- [WORK TO BE COMPLETED]: From the data that follows, report how many lines hold the string "this", giving only the number.

- [DATA]:
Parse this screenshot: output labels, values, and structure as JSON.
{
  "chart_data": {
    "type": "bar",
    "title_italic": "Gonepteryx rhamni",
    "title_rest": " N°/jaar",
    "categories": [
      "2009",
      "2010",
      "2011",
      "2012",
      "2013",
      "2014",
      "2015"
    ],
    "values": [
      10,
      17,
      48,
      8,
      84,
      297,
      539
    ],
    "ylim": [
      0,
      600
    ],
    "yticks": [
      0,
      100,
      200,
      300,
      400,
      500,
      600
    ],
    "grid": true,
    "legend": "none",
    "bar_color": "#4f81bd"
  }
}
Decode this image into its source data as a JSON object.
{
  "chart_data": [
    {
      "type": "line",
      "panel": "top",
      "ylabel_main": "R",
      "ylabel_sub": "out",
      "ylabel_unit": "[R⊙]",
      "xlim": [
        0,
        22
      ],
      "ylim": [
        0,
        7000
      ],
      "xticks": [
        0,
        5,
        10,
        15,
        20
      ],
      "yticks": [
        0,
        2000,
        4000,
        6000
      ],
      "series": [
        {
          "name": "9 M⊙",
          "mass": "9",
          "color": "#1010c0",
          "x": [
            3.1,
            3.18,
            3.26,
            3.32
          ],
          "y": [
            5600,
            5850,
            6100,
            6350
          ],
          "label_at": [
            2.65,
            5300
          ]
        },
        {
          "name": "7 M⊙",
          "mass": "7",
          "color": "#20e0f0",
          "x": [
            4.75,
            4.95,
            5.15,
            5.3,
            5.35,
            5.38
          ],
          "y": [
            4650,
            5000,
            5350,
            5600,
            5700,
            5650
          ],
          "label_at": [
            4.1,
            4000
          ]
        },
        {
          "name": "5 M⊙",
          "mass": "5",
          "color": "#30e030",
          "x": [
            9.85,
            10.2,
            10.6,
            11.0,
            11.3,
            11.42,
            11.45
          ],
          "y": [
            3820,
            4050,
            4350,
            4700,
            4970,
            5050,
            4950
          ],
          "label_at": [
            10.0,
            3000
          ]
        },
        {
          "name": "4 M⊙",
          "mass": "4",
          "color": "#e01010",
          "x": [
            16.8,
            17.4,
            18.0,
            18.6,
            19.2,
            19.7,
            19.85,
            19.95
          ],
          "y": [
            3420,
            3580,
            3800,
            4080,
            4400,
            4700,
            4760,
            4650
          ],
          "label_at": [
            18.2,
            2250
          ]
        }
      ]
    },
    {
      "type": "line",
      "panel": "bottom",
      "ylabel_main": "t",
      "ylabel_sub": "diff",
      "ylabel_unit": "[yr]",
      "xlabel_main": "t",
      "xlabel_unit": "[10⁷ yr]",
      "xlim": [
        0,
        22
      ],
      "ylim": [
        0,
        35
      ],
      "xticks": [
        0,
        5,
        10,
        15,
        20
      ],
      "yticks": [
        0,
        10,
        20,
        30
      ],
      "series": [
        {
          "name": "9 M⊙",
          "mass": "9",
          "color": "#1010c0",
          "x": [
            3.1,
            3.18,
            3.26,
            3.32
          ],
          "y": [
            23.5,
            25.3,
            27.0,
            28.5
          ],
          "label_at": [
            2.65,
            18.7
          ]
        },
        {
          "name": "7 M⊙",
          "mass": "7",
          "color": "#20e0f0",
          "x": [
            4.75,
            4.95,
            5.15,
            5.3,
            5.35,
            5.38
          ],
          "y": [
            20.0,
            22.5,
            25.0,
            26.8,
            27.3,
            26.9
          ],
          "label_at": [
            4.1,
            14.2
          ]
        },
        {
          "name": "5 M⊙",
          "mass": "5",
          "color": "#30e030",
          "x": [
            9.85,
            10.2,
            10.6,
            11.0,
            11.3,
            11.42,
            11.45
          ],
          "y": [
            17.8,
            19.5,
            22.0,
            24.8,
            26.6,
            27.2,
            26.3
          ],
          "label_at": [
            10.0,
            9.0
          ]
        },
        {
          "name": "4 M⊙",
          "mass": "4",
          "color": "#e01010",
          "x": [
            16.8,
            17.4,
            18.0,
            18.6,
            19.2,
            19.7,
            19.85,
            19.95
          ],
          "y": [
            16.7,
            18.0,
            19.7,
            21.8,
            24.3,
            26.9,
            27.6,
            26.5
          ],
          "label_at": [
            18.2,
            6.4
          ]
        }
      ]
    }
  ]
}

- [EXPECTED OUTPUT]: 2